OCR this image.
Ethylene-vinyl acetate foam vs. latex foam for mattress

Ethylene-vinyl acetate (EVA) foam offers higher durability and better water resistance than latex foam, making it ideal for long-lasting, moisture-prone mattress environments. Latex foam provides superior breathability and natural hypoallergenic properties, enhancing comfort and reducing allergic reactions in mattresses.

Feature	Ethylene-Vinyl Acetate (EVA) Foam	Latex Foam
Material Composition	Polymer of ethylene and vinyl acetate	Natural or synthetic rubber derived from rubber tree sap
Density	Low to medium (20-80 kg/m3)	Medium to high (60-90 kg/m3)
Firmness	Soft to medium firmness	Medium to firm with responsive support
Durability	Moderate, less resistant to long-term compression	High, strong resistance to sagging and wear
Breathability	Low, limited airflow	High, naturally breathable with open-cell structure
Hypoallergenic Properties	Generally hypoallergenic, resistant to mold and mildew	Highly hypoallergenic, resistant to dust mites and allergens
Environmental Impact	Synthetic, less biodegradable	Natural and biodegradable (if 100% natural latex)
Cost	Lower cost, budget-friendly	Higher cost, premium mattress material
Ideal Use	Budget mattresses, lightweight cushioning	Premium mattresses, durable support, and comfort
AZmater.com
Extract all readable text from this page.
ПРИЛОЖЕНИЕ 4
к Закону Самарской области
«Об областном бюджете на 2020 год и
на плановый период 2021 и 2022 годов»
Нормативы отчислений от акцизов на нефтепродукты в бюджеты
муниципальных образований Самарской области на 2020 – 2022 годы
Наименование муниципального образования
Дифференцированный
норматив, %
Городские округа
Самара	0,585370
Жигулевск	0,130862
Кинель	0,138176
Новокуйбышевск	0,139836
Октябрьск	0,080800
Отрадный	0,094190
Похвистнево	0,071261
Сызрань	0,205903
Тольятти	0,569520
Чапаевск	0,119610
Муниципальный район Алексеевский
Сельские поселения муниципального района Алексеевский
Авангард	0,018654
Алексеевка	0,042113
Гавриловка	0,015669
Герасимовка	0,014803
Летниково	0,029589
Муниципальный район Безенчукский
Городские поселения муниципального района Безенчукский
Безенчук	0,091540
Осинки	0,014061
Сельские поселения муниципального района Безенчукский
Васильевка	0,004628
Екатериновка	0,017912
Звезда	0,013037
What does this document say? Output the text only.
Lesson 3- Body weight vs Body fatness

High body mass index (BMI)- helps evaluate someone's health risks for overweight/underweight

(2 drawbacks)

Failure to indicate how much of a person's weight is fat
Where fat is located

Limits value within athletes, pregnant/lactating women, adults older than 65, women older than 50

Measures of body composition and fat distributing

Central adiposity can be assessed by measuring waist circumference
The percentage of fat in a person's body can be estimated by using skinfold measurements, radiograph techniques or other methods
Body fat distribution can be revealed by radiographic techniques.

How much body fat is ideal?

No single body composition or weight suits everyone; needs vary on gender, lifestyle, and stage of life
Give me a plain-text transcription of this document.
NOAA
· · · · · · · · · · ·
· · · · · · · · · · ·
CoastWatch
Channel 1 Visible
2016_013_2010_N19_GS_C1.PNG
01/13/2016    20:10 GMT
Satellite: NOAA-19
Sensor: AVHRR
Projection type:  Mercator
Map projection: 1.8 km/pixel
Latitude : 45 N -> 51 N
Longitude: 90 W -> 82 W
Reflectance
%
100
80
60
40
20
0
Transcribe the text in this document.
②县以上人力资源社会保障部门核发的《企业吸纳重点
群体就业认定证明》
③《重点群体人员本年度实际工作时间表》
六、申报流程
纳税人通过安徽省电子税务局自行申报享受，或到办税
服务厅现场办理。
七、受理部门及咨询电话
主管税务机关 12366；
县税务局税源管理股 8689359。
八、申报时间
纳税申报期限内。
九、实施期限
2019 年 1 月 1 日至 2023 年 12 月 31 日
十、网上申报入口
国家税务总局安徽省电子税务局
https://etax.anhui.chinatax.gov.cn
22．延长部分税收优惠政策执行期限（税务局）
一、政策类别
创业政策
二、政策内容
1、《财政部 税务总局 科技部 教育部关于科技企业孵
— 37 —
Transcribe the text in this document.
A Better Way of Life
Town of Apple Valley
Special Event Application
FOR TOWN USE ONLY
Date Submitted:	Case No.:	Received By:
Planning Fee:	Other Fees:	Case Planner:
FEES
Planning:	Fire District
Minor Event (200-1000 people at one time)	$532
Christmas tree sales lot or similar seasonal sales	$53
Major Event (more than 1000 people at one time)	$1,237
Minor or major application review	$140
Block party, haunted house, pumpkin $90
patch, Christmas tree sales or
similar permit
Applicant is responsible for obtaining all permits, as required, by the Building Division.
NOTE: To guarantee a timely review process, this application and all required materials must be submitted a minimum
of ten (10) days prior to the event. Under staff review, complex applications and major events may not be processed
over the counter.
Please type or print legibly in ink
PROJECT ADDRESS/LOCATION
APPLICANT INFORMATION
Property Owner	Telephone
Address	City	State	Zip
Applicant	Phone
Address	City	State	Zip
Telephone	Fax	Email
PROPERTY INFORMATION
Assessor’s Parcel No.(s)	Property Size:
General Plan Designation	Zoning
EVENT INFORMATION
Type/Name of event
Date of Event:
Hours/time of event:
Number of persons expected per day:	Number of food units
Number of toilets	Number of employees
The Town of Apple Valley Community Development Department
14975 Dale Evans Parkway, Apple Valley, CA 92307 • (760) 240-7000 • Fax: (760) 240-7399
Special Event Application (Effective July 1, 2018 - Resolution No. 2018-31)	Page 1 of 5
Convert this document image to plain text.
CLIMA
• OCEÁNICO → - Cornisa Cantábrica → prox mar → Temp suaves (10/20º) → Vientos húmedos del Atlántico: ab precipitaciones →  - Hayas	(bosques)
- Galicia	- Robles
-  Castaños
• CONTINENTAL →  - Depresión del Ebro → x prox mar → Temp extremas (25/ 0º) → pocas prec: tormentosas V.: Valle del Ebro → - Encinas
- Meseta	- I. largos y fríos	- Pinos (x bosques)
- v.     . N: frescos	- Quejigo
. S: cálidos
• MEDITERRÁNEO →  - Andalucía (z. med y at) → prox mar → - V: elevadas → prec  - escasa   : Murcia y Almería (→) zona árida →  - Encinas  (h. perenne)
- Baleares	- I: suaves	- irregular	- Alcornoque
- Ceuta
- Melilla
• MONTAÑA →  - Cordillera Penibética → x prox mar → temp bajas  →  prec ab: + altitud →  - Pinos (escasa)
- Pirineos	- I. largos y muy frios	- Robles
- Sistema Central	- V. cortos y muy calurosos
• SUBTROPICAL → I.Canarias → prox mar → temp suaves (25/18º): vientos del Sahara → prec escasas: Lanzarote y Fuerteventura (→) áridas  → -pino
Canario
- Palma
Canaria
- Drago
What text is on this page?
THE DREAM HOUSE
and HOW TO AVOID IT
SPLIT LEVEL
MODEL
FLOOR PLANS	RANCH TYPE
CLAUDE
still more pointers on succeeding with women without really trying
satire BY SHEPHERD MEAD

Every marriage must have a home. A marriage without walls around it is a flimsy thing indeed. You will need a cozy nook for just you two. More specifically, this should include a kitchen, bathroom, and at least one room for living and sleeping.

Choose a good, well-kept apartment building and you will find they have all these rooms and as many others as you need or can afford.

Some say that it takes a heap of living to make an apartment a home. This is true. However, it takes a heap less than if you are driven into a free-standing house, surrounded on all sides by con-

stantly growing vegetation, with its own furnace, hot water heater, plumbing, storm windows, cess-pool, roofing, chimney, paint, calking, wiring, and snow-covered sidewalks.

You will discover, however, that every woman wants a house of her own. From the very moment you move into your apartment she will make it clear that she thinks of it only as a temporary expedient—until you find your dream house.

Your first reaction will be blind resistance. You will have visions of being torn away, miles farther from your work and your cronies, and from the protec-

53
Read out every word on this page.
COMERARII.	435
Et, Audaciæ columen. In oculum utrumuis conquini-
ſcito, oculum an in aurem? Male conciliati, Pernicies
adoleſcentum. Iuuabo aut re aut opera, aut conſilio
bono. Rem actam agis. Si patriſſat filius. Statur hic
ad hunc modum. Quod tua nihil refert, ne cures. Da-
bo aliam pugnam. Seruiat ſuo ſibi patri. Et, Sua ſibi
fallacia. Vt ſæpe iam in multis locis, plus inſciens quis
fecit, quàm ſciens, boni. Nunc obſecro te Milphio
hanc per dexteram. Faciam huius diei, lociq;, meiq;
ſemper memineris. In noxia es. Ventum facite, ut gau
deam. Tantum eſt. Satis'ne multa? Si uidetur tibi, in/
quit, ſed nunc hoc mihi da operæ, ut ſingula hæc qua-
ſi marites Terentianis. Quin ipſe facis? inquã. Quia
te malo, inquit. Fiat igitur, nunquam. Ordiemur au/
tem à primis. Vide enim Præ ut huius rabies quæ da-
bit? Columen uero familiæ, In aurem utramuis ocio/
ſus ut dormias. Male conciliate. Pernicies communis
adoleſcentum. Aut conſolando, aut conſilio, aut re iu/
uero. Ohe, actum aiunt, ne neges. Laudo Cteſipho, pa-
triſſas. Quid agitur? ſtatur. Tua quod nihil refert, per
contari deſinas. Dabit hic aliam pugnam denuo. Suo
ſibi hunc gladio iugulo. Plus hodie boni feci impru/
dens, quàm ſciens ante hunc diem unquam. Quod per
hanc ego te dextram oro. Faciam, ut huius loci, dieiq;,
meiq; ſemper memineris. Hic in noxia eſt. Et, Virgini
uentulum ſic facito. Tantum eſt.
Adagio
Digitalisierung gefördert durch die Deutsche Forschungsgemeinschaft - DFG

◆ Problem details: Check the records above line by line and tally those holding the string "Алексеевский". Answer with the number only.

◆ Solution: 2